By Geoff Kimmerly
Second Half editor
Just like that, we’re down to 128 boys basketball teams still playing, and only a week away from returning to the Breslin Center to crown this season’s champions.
Regionals begin across the state tonight, and you can keep up with all 32 brackets by clicking “Tracking the Tournament” on MHSAA.com. See below for some of the many District results that made headlines last week, plus a look at three of the most intriguing Regionals in each division.
Week in Review
The countdown of last week’s five most intriguing results:
1. Grand Rapids Northview 76, Grand Rapids Forest Hills Northern 75 (3OT) – After falling by 11 and 14 points to Forest Hills Northern to finish second to FHN in Ottawa-Kent Conference White play, Northview ended the Huskies’ season on a last-second putback in Division 1.
2. Wayne Memorial 55, Canton 50 – This may have been only a slight upset in Division 1; Wayne had shared the Kensington Lakes Activities Association East title. But Canton had won the West and league tournament and hadn’t lost since its season opener.
3. Haslett 36, Williamston 33 – The Vikings had finished runner-up to Williamston in the Capital Area Activities Conference Red with losses of six and then 29 to the Hornets before avenging those in Division 2.
4. Traverse City St Francis 59, Maple City Glen Lake 44 – The Lake Michigan Conference champ Gladiators prevailed in Division 3 over the Northwest Conference title-winning Lakers.
5. Midland 63, Mount Pleasant 52 – Fourth-place Midland handed Saginaw Valley League Red champ Mount Pleasant just its second loss and after falling by nine and three (in overtime) in their regular-season meetings.

**STORED ROWS**:
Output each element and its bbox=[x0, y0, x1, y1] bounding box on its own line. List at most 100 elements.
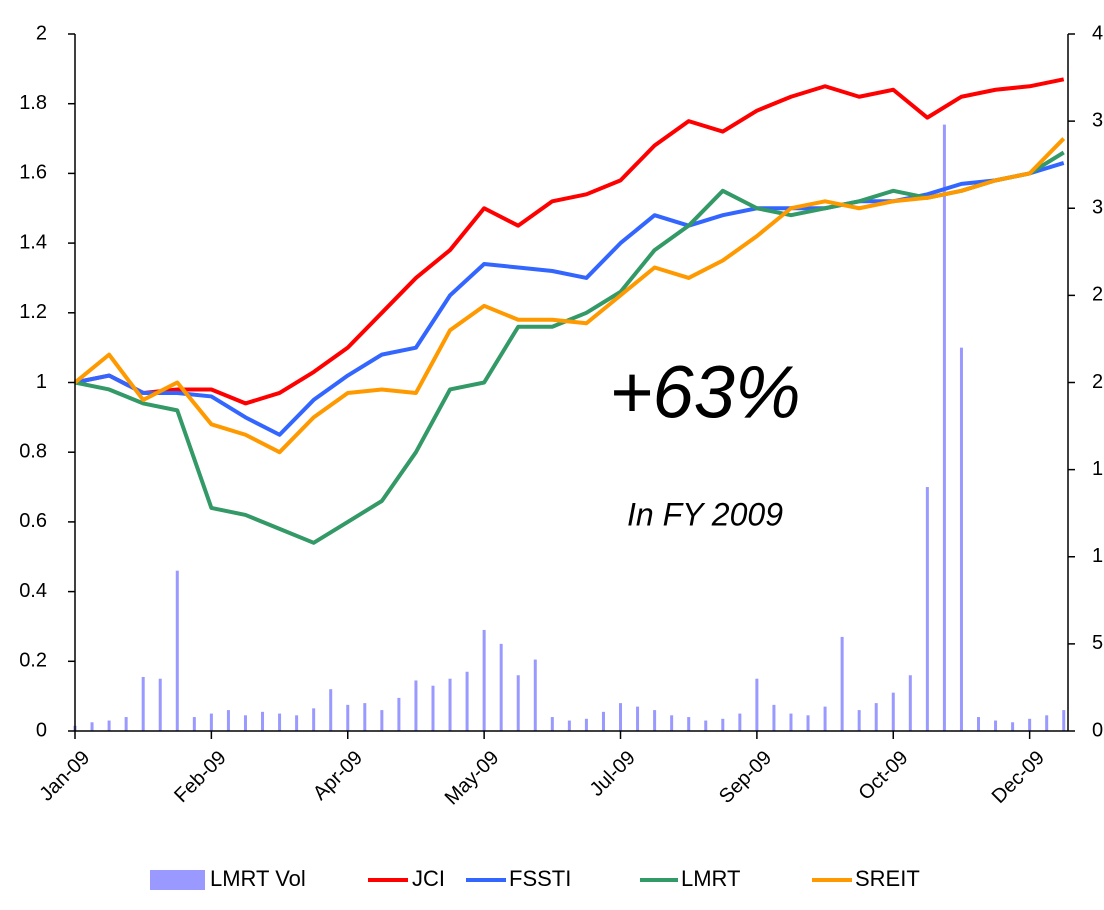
volume-bar bbox=[175, 570, 179, 731]
volume-bar bbox=[278, 713, 282, 731]
volume-bar bbox=[636, 706, 640, 731]
y2-tick-label: 3 bbox=[1092, 109, 1103, 131]
volume-bar bbox=[806, 715, 810, 731]
volume-bar bbox=[994, 720, 998, 731]
volume-bar bbox=[312, 708, 316, 731]
volume-bar bbox=[329, 689, 333, 731]
y-tick-label: 1.8 bbox=[19, 92, 47, 114]
y2-tick-label: 1 bbox=[1092, 545, 1103, 567]
volume-bar bbox=[874, 703, 878, 731]
volume-bar bbox=[499, 643, 503, 731]
x-tick-label: May-09 bbox=[441, 747, 504, 810]
volume-bar bbox=[584, 718, 588, 731]
volume-bar bbox=[721, 718, 725, 731]
y-tick-label: 0.8 bbox=[19, 440, 47, 462]
annotation: In FY 2009 bbox=[627, 496, 783, 532]
y2-tick-label: 4 bbox=[1092, 22, 1103, 44]
legend-item: SREIT bbox=[812, 866, 920, 891]
volume-bar bbox=[567, 720, 571, 731]
volume-bar bbox=[687, 717, 691, 731]
y-tick-label: 1.2 bbox=[19, 301, 47, 323]
volume-bar bbox=[261, 711, 265, 731]
volume-bar bbox=[209, 713, 213, 731]
y2-tick-label: 3 bbox=[1092, 197, 1103, 219]
volume-bar bbox=[977, 717, 981, 731]
volume-bar bbox=[1028, 718, 1032, 731]
volume-bar bbox=[619, 703, 623, 731]
volume-bar bbox=[107, 720, 111, 731]
legend-swatch bbox=[150, 870, 205, 890]
x-tick-label: Dec-09 bbox=[988, 747, 1049, 808]
x-tick-label: Feb-09 bbox=[170, 747, 230, 807]
volume-bar bbox=[141, 676, 145, 731]
x-tick-label: Apr-09 bbox=[309, 747, 367, 805]
volume-bar bbox=[857, 710, 861, 731]
y2-tick-label: 5 bbox=[1092, 632, 1103, 654]
y-tick-label: 1.6 bbox=[19, 162, 47, 184]
volume-bar bbox=[226, 710, 230, 731]
x-tick-label: Sep-09 bbox=[715, 747, 776, 808]
y-tick-label: 0.2 bbox=[19, 650, 47, 672]
y-tick-label: 1 bbox=[36, 371, 47, 393]
y2-tick-label: 1 bbox=[1092, 458, 1103, 480]
x-tick-label: Oct-09 bbox=[855, 747, 913, 805]
volume-bar bbox=[533, 659, 537, 731]
legend-item: LMRT bbox=[640, 866, 741, 891]
y-tick-label: 2 bbox=[36, 22, 47, 44]
plot-area bbox=[73, 77, 1066, 732]
legend-label: FSSTI bbox=[509, 866, 571, 891]
legend-item: JCI bbox=[368, 866, 445, 891]
volume-bar bbox=[158, 678, 162, 731]
legend-item: FSSTI bbox=[466, 866, 571, 891]
volume-bar bbox=[1062, 710, 1066, 731]
volume-bar bbox=[601, 711, 605, 731]
volume-bar bbox=[431, 685, 435, 731]
volume-bar bbox=[840, 636, 844, 731]
volume-bar bbox=[516, 675, 520, 731]
volume-bar bbox=[243, 715, 247, 731]
x-tick-label: Jul-09 bbox=[586, 747, 640, 801]
volume-bar bbox=[90, 722, 94, 731]
volume-bar bbox=[448, 678, 452, 731]
volume-bar bbox=[772, 704, 776, 731]
y-tick-label: 0.6 bbox=[19, 510, 47, 532]
series-line bbox=[74, 150, 1065, 545]
volume-bar bbox=[1045, 715, 1049, 731]
volume-bar bbox=[925, 487, 929, 731]
volume-bar bbox=[397, 697, 401, 731]
legend-item: LMRT Vol bbox=[150, 866, 306, 891]
volume-bar bbox=[192, 717, 196, 731]
volume-bar bbox=[823, 706, 827, 731]
x-tick-label: Jan-09 bbox=[35, 747, 94, 806]
legend-label: SREIT bbox=[855, 866, 920, 891]
volume-bar bbox=[414, 680, 418, 731]
volume-bar bbox=[653, 710, 657, 731]
volume-bar bbox=[124, 717, 128, 731]
y2-tick-label: 2 bbox=[1092, 371, 1103, 393]
volume-bar bbox=[670, 715, 674, 731]
volume-bar bbox=[482, 629, 486, 731]
volume-bar bbox=[704, 720, 708, 731]
volume-bar bbox=[465, 671, 469, 731]
y2-tick-label: 0 bbox=[1092, 719, 1103, 741]
volume-bar bbox=[755, 678, 759, 731]
legend-label: LMRT Vol bbox=[210, 866, 306, 891]
volume-bar bbox=[380, 710, 384, 731]
annotation: +63% bbox=[609, 351, 800, 434]
y-tick-label: 0 bbox=[36, 719, 47, 741]
volume-bar bbox=[738, 713, 742, 731]
series-line bbox=[74, 77, 1065, 406]
volume-bar bbox=[346, 704, 350, 731]
y-tick-label: 1.4 bbox=[19, 231, 47, 253]
y-tick-label: 0.4 bbox=[19, 580, 47, 602]
volume-bar bbox=[550, 717, 554, 731]
legend-label: JCI bbox=[412, 866, 445, 891]
volume-bar bbox=[959, 347, 963, 731]
y2-tick-label: 2 bbox=[1092, 284, 1103, 306]
series-line bbox=[73, 137, 1066, 455]
legend-label: LMRT bbox=[681, 866, 741, 891]
volume-bar bbox=[891, 692, 895, 731]
volume-bar bbox=[789, 713, 793, 731]
volume-bar bbox=[295, 715, 299, 731]
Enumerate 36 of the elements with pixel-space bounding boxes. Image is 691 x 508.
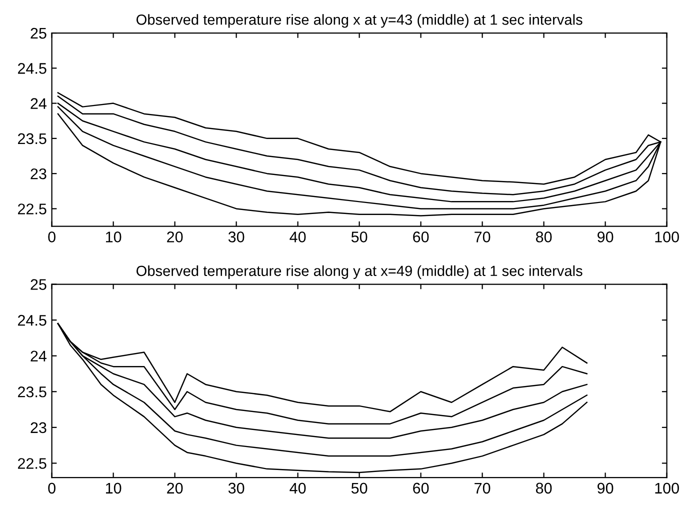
chart-title: Observed temperature rise along y at x=49 (middle) at 1 sec intervals [136,265,582,279]
y-tick-label: 24 [30,98,47,109]
y-tick-label: 25 [30,279,46,290]
y-tick-label: 22.5 [18,204,46,214]
y-tick-label: 22.5 [18,458,46,469]
y-tick-label: 24 [30,350,47,362]
x-tick-label: 50 [351,232,368,242]
x-tick-label: 60 [413,482,429,494]
x-tick-label: 90 [598,482,614,494]
x-tick-label: 40 [290,482,306,494]
x-tick-label: 20 [167,482,183,494]
y-tick-label: 24.5 [18,314,46,326]
x-tick-label: 100 [655,482,679,494]
x-tick-label: 100 [655,232,679,242]
chart-title: Observed temperature rise along x at y=43 (middle) at 1 sec intervals [136,14,582,28]
y-tick-label: 23.5 [18,386,46,398]
y-tick-label: 25 [30,28,46,39]
x-tick-label: 20 [167,232,183,242]
x-tick-label: 10 [106,232,122,242]
x-tick-label: 90 [598,232,614,242]
x-tick-label: 80 [536,232,552,242]
x-tick-label: 10 [106,482,122,494]
y-tick-label: 23 [30,422,46,434]
x-tick-label: 80 [536,482,552,494]
x-tick-label: 60 [413,232,429,242]
y-tick-label: 23 [30,168,46,180]
y-tick-label: 24.5 [18,63,46,74]
y-tick-label: 23.5 [18,133,46,144]
x-tick-label: 30 [228,482,244,494]
x-tick-label: 0 [48,232,56,242]
x-tick-label: 50 [351,482,368,494]
x-tick-label: 70 [474,232,490,242]
x-tick-label: 70 [474,482,490,494]
x-tick-label: 0 [48,482,56,494]
x-tick-label: 30 [228,232,244,242]
x-tick-label: 40 [290,232,306,242]
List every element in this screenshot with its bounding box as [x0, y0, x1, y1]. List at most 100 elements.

**THINGS TO DO**:
1. In the basketball roundup, why does the writer call Wayne Memorial's win over Canton "only a slight upset," and why does it still count as an upset?
2. Resume the high school basketball roundup after its fifth result.

**TASK-BY-TASK ANSWERS**:
1. It was only a slight upset because Wayne had shared the Kensington Lakes Activities Association East title. It was still an upset because Canton had won the West and the league tournament and hadn't lost since its season opener.

2.
Regionals at a Glance
These could be among our most competitive brackets. Host sites are in bold:
Holland West Ottawa
Hudsonville (21-2) vs. Grand Rapids Northview (18-4), Muskegon (20-3) vs. East Kentwood (14-9)
Northview took down unbeaten Grand Rapids Forest Hills Northern in last week’s District Final, as noted above, and will look to avenge another regular-season defeat after falling to Hudsonville by 10 on Dec. 27. The Eagles went on to clinch the O-K Red title and have won 15 straight, including two over East Kentwood during that run. The Falcons did bounce back from four straight losses to end the regular season by winning their first District title since 2011. And now they get a rematch with Muskegon, which won their Dec. 27 meeting 55-53 and more recently is riding a 16-game unbeaten streak.
Coldwater (17-5) vs. Okemos (20-2), Mattawan (21-0) vs. DeWitt (19-3)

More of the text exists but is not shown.